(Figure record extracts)
┏━━
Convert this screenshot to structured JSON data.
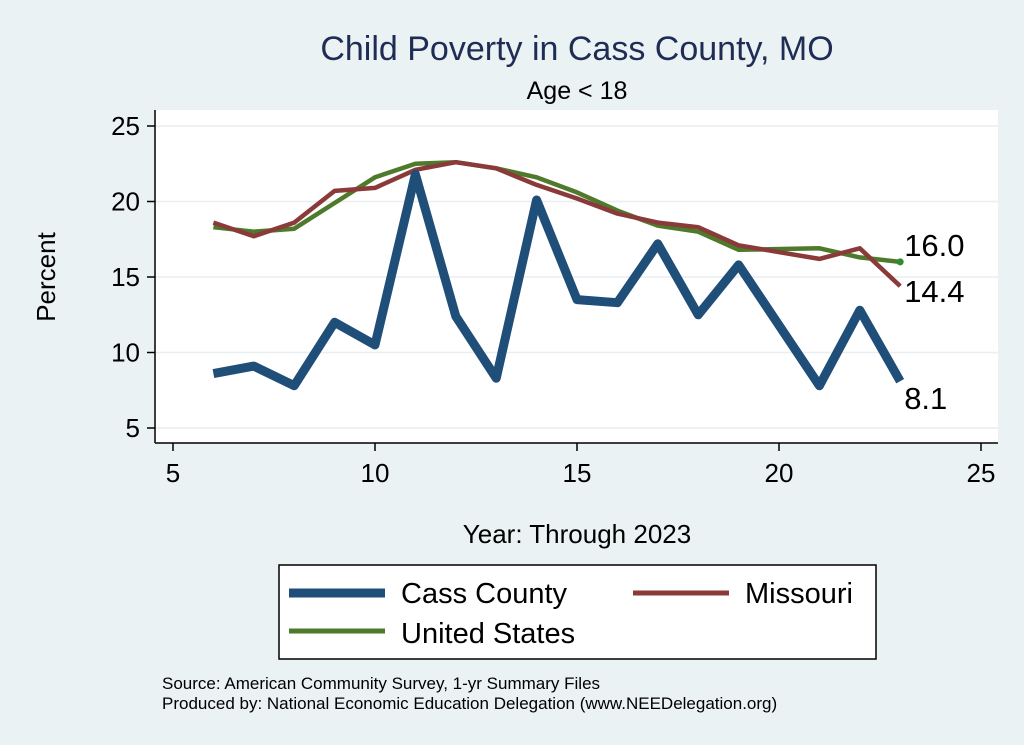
{
  "chart_data": {
    "type": "line",
    "title": "Child Poverty in Cass County, MO",
    "subtitle": "Age < 18",
    "xlabel": "Year: Through 2023",
    "ylabel": "Percent",
    "xlim": [
      5,
      25
    ],
    "ylim": [
      5,
      25
    ],
    "xticks": [
      5,
      10,
      15,
      20,
      25
    ],
    "yticks": [
      5,
      10,
      15,
      20,
      25
    ],
    "grid": true,
    "legend_position": "bottom",
    "series": [
      {
        "name": "Cass County",
        "color": "#1f4e79",
        "x": [
          6,
          7,
          8,
          9,
          10,
          11,
          12,
          13,
          14,
          15,
          16,
          17,
          18,
          19,
          21,
          22,
          23
        ],
        "values": [
          8.6,
          9.1,
          7.8,
          12.0,
          10.5,
          21.8,
          12.4,
          8.3,
          20.1,
          13.5,
          13.3,
          17.2,
          12.5,
          15.8,
          7.8,
          12.8,
          8.1
        ],
        "end_label": "8.1"
      },
      {
        "name": "Missouri",
        "color": "#8b3a3a",
        "x": [
          6,
          7,
          8,
          9,
          10,
          11,
          12,
          13,
          14,
          15,
          16,
          17,
          18,
          19,
          21,
          22,
          23
        ],
        "values": [
          18.6,
          17.7,
          18.6,
          20.7,
          20.9,
          22.1,
          22.6,
          22.2,
          21.1,
          20.2,
          19.2,
          18.6,
          18.3,
          17.1,
          16.2,
          16.9,
          14.4
        ],
        "end_label": "14.4"
      },
      {
        "name": "United States",
        "color": "#4e7a2b",
        "x": [
          6,
          7,
          8,
          9,
          10,
          11,
          12,
          13,
          14,
          15,
          16,
          17,
          18,
          19,
          21,
          22,
          23
        ],
        "values": [
          18.3,
          18.0,
          18.2,
          19.9,
          21.6,
          22.5,
          22.6,
          22.2,
          21.6,
          20.6,
          19.4,
          18.4,
          18.0,
          16.8,
          16.9,
          16.3,
          16.0
        ],
        "end_label": "16.0"
      }
    ],
    "source_lines": [
      "Source: American Community Survey, 1-yr Summary Files",
      "Produced by: National Economic Education Delegation (www.NEEDelegation.org)"
    ]
  }
}
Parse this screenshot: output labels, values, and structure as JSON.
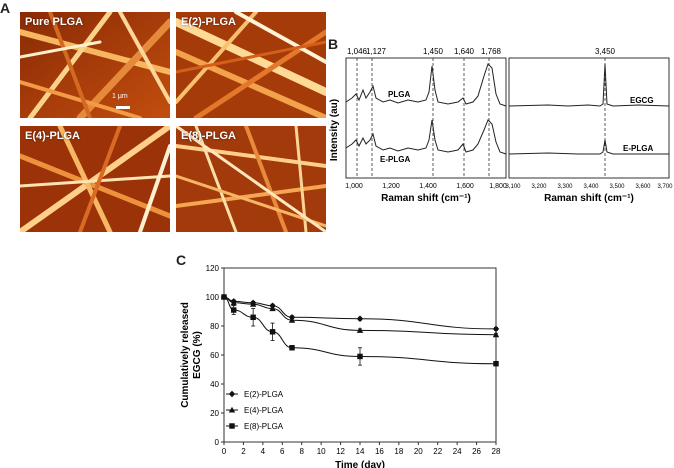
{
  "panelA": {
    "letter": "A",
    "images": [
      {
        "label": "Pure PLGA",
        "scale_bar": "1 μm"
      },
      {
        "label": "E(2)-PLGA"
      },
      {
        "label": "E(4)-PLGA"
      },
      {
        "label": "E(8)-PLGA"
      }
    ]
  },
  "panelB": {
    "letter": "B",
    "ylabel": "Intensity (au)",
    "left": {
      "xlabel": "Raman shift (cm⁻¹)",
      "ticks": [
        "1,000",
        "1,200",
        "1,400",
        "1,600",
        "1,800"
      ],
      "peaks": [
        "1,046",
        "1,127",
        "1,450",
        "1,640",
        "1,768"
      ],
      "traces": [
        "PLGA",
        "E-PLGA"
      ]
    },
    "right": {
      "xlabel": "Raman shift (cm⁻¹)",
      "ticks": [
        "3,100",
        "3,200",
        "3,300",
        "3,400",
        "3,500",
        "3,600",
        "3,700"
      ],
      "peaks": [
        "3,450"
      ],
      "traces": [
        "EGCG",
        "E-PLGA"
      ]
    }
  },
  "panelC": {
    "letter": "C"
  },
  "chart_data": {
    "type": "line",
    "title": "",
    "xlabel": "Time (day)",
    "ylabel": "Cumulatively released EGCG (%)",
    "xlim": [
      0,
      28
    ],
    "ylim": [
      0,
      120
    ],
    "xticks": [
      0,
      2,
      4,
      6,
      8,
      10,
      12,
      14,
      16,
      18,
      20,
      22,
      24,
      26,
      28
    ],
    "yticks": [
      0,
      20,
      40,
      60,
      80,
      100,
      120
    ],
    "legend_position": "left-bottom",
    "series": [
      {
        "name": "E(2)-PLGA",
        "marker": "diamond",
        "x": [
          0,
          1,
          3,
          5,
          7,
          14,
          28
        ],
        "y": [
          100,
          97,
          96,
          94,
          86,
          85,
          78
        ],
        "err": [
          0,
          1,
          1,
          1,
          1,
          1,
          1
        ]
      },
      {
        "name": "E(4)-PLGA",
        "marker": "triangle",
        "x": [
          0,
          1,
          3,
          5,
          7,
          14,
          28
        ],
        "y": [
          100,
          96,
          95,
          92,
          84,
          77,
          74
        ],
        "err": [
          0,
          1,
          1,
          1,
          1,
          1,
          1
        ]
      },
      {
        "name": "E(8)-PLGA",
        "marker": "square",
        "x": [
          0,
          1,
          3,
          5,
          7,
          14,
          28
        ],
        "y": [
          100,
          91,
          86,
          76,
          65,
          59,
          54
        ],
        "err": [
          0,
          3,
          6,
          6,
          1,
          6,
          1
        ]
      }
    ]
  }
}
┗━━
* **DIRECTION**
Give the number of lines in the records above that contain the word "ylabel". Reply with that number alone.

* **TASK SOLUTION**
3